[WORK INSTRUCTION] Set all the entries down again, unaltered.

*** DATASET EXCERPTS Section Begins ***

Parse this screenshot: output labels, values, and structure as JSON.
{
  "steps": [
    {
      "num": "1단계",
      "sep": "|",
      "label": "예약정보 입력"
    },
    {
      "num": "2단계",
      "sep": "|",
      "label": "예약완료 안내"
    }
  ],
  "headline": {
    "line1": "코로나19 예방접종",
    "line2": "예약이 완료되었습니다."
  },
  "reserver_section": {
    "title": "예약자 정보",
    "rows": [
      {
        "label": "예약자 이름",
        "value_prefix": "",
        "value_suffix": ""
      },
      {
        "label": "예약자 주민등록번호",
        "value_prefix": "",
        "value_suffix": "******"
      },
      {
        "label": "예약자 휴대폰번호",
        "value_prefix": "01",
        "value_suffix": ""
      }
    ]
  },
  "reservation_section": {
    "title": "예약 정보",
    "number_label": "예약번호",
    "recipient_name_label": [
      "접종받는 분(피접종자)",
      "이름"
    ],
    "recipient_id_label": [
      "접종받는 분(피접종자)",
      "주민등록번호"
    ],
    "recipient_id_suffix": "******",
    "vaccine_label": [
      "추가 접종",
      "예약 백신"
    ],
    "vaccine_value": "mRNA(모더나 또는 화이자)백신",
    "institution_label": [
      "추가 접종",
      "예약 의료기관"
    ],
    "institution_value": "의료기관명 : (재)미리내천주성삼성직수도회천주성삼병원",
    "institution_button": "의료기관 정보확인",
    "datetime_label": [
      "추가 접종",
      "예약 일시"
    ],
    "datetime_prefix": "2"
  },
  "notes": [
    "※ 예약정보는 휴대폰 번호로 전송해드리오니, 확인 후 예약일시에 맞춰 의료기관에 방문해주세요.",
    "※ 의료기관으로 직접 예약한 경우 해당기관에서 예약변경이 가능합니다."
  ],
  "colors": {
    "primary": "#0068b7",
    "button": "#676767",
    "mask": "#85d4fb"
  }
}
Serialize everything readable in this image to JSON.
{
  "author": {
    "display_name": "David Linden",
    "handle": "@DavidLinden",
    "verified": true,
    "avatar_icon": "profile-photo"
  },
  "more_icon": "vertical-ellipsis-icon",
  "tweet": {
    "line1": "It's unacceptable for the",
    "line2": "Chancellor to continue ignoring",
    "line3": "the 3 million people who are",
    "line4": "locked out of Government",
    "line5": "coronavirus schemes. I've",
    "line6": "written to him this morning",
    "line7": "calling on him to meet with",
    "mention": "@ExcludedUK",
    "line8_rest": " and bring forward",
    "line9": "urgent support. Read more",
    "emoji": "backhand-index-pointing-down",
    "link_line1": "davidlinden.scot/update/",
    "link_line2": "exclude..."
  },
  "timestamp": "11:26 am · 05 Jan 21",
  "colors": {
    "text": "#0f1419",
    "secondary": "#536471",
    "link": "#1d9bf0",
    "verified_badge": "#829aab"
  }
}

*** DATASET EXCERPTS Section Ends ***

[SOLUTION TO THIS TASK]
Parse this screenshot: output labels, values, and structure as JSON.
{
  "steps": [
    {
      "num": "1단계",
      "sep": "|",
      "label": "예약정보 입력"
    },
    {
      "num": "2단계",
      "sep": "|",
      "label": "예약완료 안내"
    }
  ],
  "headline": {
    "line1": "코로나19 예방접종",
    "line2": "예약이 완료되었습니다."
  },
  "reserver_section": {
    "title": "예약자 정보",
    "rows": [
      {
        "label": "예약자 이름",
        "value_prefix": "",
        "value_suffix": ""
      },
      {
        "label": "예약자 주민등록번호",
        "value_prefix": "",
        "value_suffix": "******"
      },
      {
        "label": "예약자 휴대폰번호",
        "value_prefix": "01",
        "value_suffix": ""
      }
    ]
  },
  "reservation_section": {
    "title": "예약 정보",
    "number_label": "예약번호",
    "recipient_name_label": [
      "접종받는 분(피접종자)",
      "이름"
    ],
    "recipient_id_label": [
      "접종받는 분(피접종자)",
      "주민등록번호"
    ],
    "recipient_id_suffix": "******",
    "vaccine_label": [
      "추가 접종",
      "예약 백신"
    ],
    "vaccine_value": "mRNA(모더나 또는 화이자)백신",
    "institution_label": [
      "추가 접종",
      "예약 의료기관"
    ],
    "institution_value": "의료기관명 : (재)미리내천주성삼성직수도회천주성삼병원",
    "institution_button": "의료기관 정보확인",
    "datetime_label": [
      "추가 접종",
      "예약 일시"
    ],
    "datetime_prefix": "2"
  },
  "notes": [
    "※ 예약정보는 휴대폰 번호로 전송해드리오니, 확인 후 예약일시에 맞춰 의료기관에 방문해주세요.",
    "※ 의료기관으로 직접 예약한 경우 해당기관에서 예약변경이 가능합니다."
  ],
  "colors": {
    "primary": "#0068b7",
    "button": "#676767",
    "mask": "#85d4fb"
  }
}
Serialize everything readable in this image to JSON.
{
  "author": {
    "display_name": "David Linden",
    "handle": "@DavidLinden",
    "verified": true,
    "avatar_icon": "profile-photo"
  },
  "more_icon": "vertical-ellipsis-icon",
  "tweet": {
    "line1": "It's unacceptable for the",
    "line2": "Chancellor to continue ignoring",
    "line3": "the 3 million people who are",
    "line4": "locked out of Government",
    "line5": "coronavirus schemes. I've",
    "line6": "written to him this morning",
    "line7": "calling on him to meet with",
    "mention": "@ExcludedUK",
    "line8_rest": " and bring forward",
    "line9": "urgent support. Read more",
    "emoji": "backhand-index-pointing-down",
    "link_line1": "davidlinden.scot/update/",
    "link_line2": "exclude..."
  },
  "timestamp": "11:26 am · 05 Jan 21",
  "colors": {
    "text": "#0f1419",
    "secondary": "#536471",
    "link": "#1d9bf0",
    "verified_badge": "#829aab"
  }
}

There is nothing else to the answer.